▸ Your instructions
Find the lines with "Объекты" in them and copy them out.

═════ Provided material ═════

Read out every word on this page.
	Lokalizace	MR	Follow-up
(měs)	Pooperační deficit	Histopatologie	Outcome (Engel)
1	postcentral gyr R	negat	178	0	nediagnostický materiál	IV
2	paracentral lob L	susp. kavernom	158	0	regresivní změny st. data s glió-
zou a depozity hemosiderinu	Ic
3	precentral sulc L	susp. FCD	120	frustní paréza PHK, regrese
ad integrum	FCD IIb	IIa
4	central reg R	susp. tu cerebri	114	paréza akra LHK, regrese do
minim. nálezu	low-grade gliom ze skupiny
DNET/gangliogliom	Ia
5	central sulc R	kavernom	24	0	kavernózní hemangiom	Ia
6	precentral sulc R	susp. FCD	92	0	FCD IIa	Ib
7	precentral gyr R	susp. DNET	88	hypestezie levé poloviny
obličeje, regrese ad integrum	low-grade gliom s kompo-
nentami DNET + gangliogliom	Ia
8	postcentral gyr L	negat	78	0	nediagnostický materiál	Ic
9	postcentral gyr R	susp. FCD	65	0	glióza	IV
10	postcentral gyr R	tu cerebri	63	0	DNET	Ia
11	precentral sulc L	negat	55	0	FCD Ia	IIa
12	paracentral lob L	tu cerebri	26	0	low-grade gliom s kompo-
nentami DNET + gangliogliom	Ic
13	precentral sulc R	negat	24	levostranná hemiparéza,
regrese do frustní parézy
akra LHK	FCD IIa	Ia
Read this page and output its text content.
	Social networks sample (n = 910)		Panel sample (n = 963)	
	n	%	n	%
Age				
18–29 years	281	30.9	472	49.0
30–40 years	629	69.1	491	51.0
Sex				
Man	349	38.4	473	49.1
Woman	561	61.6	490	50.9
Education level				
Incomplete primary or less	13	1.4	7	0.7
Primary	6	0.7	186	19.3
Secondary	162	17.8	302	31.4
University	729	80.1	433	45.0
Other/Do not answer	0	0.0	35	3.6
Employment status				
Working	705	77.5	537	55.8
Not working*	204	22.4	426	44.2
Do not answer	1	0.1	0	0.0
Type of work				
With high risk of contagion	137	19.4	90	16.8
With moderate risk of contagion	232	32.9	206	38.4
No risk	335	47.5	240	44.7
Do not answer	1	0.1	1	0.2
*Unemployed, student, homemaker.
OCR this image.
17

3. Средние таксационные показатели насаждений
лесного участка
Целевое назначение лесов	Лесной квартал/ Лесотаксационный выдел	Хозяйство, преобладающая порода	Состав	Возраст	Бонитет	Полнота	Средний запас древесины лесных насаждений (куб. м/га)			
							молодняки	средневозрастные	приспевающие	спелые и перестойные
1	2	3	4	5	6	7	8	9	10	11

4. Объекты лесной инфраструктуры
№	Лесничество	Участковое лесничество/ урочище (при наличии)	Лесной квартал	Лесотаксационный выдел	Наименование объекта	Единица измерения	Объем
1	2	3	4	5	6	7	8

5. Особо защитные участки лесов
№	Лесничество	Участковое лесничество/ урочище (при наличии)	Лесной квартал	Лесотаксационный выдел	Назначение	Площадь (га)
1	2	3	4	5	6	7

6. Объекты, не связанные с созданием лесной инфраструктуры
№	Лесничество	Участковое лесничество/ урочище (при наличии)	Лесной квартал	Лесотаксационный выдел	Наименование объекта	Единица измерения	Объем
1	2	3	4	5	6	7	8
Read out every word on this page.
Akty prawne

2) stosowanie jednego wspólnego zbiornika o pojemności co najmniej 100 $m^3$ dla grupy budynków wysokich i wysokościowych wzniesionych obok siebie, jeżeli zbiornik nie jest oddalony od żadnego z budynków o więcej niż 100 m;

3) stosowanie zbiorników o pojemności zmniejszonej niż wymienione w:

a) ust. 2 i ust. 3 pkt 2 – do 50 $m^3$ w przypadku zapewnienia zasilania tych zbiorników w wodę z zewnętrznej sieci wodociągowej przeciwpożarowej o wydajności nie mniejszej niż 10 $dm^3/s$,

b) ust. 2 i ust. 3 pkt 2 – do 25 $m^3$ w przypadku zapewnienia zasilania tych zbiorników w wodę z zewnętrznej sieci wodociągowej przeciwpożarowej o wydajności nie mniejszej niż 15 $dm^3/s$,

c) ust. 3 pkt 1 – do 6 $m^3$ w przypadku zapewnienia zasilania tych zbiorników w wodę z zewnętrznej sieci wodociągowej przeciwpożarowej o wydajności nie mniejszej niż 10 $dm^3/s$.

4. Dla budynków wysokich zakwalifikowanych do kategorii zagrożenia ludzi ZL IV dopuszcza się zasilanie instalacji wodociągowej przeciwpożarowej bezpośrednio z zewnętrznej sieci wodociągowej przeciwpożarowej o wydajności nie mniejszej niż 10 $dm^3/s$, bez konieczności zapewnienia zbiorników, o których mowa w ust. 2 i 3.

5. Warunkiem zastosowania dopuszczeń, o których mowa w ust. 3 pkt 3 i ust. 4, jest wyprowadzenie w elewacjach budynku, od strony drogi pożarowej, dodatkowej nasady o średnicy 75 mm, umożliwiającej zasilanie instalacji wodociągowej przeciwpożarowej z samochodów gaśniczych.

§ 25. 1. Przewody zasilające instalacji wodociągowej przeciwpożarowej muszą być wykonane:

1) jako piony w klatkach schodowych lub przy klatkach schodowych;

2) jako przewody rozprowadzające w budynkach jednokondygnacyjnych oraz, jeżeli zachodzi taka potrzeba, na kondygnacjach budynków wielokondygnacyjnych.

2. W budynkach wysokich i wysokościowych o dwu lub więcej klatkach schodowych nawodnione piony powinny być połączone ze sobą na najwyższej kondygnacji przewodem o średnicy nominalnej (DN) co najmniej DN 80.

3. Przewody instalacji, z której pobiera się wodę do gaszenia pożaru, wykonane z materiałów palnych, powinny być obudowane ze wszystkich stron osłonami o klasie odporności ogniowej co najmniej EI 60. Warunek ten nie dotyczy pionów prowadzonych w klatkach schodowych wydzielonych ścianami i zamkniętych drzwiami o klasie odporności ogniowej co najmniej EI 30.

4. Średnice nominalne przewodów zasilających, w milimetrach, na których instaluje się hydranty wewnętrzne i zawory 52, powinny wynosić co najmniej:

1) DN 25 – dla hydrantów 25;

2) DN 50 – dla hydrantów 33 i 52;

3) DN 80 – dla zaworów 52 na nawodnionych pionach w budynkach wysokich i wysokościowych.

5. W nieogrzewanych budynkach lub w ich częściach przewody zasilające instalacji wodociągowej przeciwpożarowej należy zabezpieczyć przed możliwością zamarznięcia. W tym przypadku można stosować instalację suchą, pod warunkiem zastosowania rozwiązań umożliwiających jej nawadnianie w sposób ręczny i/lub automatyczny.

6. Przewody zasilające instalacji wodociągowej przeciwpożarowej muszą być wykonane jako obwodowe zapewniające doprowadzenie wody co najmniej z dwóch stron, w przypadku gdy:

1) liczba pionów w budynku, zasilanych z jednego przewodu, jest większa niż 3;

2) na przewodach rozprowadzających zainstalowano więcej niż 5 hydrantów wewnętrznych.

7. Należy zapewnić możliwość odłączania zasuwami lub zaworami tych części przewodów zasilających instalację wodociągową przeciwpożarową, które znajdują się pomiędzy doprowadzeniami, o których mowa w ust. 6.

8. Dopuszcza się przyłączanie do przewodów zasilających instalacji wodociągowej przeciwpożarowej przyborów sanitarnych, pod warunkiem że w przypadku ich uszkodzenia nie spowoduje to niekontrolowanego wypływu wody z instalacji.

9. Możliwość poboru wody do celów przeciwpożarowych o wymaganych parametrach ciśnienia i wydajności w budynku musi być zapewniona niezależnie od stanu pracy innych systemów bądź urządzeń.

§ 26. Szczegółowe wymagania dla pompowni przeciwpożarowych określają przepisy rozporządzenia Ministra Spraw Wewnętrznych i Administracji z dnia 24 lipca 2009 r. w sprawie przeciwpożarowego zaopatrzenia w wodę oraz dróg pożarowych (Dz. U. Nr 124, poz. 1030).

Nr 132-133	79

═════

▸ Response for this exercise
4. Объекты лесной инфраструктуры
6. Объекты, не связанные с созданием лесной инфраструктуры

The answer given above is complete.